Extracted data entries
===

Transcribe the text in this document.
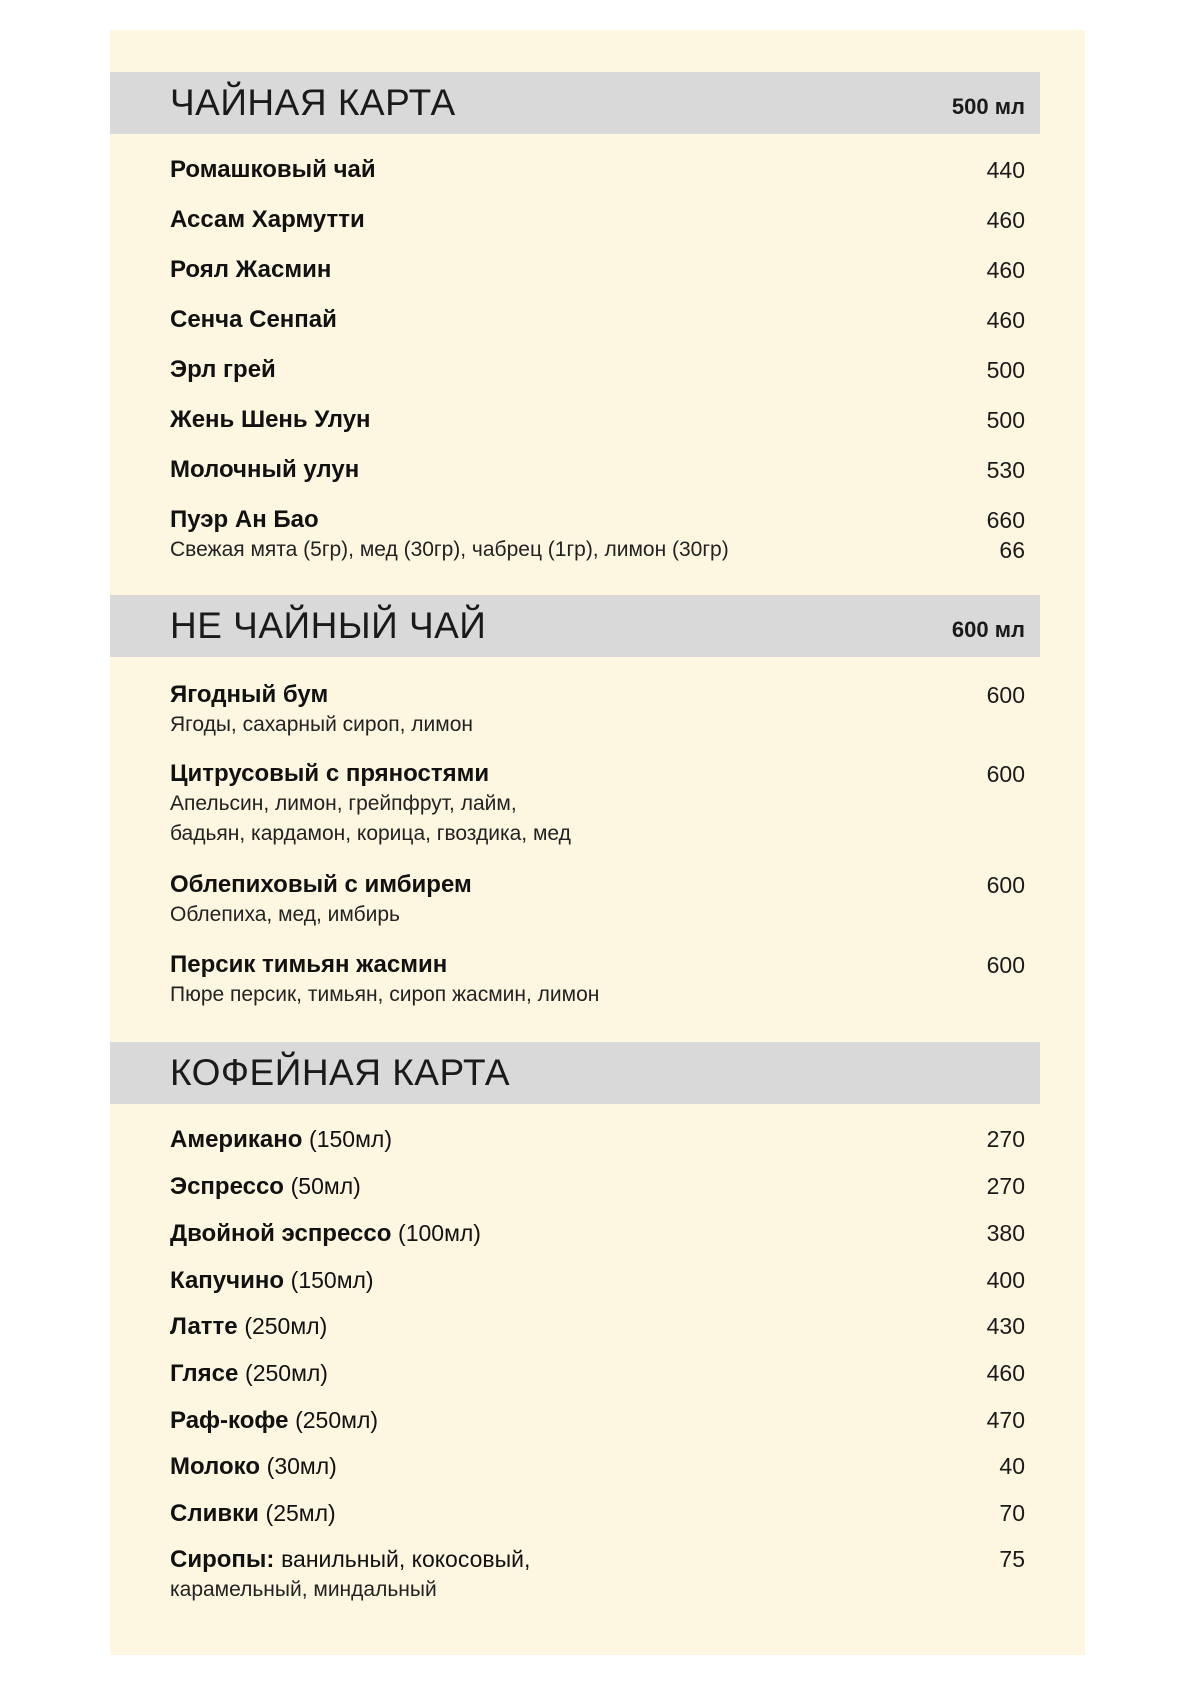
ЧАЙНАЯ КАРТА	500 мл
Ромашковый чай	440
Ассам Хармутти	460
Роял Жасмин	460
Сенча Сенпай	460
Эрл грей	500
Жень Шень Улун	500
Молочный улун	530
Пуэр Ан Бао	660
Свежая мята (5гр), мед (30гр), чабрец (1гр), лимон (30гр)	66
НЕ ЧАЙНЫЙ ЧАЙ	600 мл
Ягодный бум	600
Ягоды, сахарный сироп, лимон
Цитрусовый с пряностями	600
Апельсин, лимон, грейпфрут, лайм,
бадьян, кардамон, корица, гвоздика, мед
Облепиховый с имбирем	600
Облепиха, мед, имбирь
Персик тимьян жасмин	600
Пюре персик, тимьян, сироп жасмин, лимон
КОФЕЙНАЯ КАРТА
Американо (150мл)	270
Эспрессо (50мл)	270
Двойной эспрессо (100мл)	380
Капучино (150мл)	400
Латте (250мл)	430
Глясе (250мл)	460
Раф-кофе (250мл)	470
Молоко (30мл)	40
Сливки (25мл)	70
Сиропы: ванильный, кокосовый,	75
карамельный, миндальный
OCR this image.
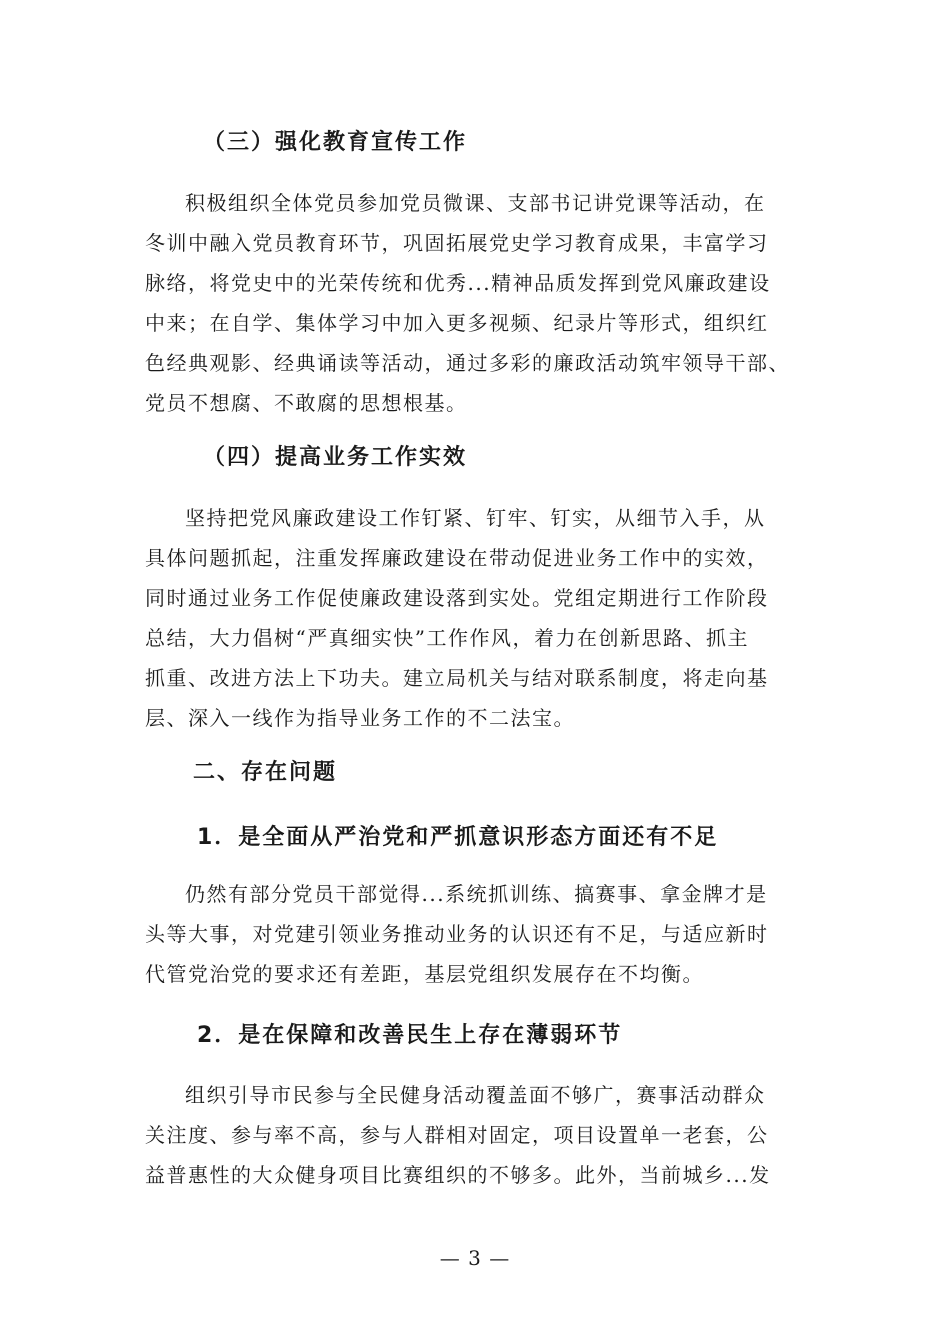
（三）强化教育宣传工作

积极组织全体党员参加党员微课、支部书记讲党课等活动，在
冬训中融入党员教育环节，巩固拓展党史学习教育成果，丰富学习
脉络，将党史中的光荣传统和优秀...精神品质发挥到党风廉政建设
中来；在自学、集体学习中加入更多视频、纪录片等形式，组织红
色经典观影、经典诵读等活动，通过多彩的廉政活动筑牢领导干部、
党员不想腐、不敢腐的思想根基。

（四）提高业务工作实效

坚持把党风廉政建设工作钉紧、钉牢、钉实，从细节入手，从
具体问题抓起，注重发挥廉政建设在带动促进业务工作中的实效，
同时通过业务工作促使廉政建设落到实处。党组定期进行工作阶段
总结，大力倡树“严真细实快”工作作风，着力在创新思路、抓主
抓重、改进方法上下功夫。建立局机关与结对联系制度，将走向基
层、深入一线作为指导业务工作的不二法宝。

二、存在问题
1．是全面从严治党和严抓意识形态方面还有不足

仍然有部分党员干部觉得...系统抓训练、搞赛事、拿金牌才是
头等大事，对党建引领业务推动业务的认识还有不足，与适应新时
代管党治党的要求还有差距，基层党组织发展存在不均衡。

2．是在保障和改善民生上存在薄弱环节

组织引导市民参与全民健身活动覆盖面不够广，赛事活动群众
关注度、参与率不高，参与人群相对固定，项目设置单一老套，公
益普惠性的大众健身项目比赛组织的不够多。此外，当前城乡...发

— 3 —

===

Reproduce each line of the records exactly, and omit every picture.

Transcribe the text in this document.
ЧАЙНАЯ КАРТА	500 мл
Ромашковый чай	440
Ассам Хармутти	460
Роял Жасмин	460
Сенча Сенпай	460
Эрл грей	500
Жень Шень Улун	500
Молочный улун	530
Пуэр Ан Бао	660
Свежая мята (5гр), мед (30гр), чабрец (1гр), лимон (30гр)	66
НЕ ЧАЙНЫЙ ЧАЙ	600 мл
Ягодный бум	600
Ягоды, сахарный сироп, лимон
Цитрусовый с пряностями	600
Апельсин, лимон, грейпфрут, лайм,
бадьян, кардамон, корица, гвоздика, мед
Облепиховый с имбирем	600
Облепиха, мед, имбирь
Персик тимьян жасмин	600
Пюре персик, тимьян, сироп жасмин, лимон
КОФЕЙНАЯ КАРТА
Американо (150мл)	270
Эспрессо (50мл)	270
Двойной эспрессо (100мл)	380
Капучино (150мл)	400
Латте (250мл)	430
Глясе (250мл)	460
Раф-кофе (250мл)	470
Молоко (30мл)	40
Сливки (25мл)	70
Сиропы: ванильный, кокосовый,	75
карамельный, миндальный
OCR this image.
（三）强化教育宣传工作

积极组织全体党员参加党员微课、支部书记讲党课等活动，在
冬训中融入党员教育环节，巩固拓展党史学习教育成果，丰富学习
脉络，将党史中的光荣传统和优秀...精神品质发挥到党风廉政建设
中来；在自学、集体学习中加入更多视频、纪录片等形式，组织红
色经典观影、经典诵读等活动，通过多彩的廉政活动筑牢领导干部、
党员不想腐、不敢腐的思想根基。

（四）提高业务工作实效

坚持把党风廉政建设工作钉紧、钉牢、钉实，从细节入手，从
具体问题抓起，注重发挥廉政建设在带动促进业务工作中的实效，
同时通过业务工作促使廉政建设落到实处。党组定期进行工作阶段
总结，大力倡树“严真细实快”工作作风，着力在创新思路、抓主
抓重、改进方法上下功夫。建立局机关与结对联系制度，将走向基
层、深入一线作为指导业务工作的不二法宝。

二、存在问题
1．是全面从严治党和严抓意识形态方面还有不足

仍然有部分党员干部觉得...系统抓训练、搞赛事、拿金牌才是
头等大事，对党建引领业务推动业务的认识还有不足，与适应新时
代管党治党的要求还有差距，基层党组织发展存在不均衡。

2．是在保障和改善民生上存在薄弱环节

组织引导市民参与全民健身活动覆盖面不够广，赛事活动群众
关注度、参与率不高，参与人群相对固定，项目设置单一老套，公
益普惠性的大众健身项目比赛组织的不够多。此外，当前城乡...发

— 3 —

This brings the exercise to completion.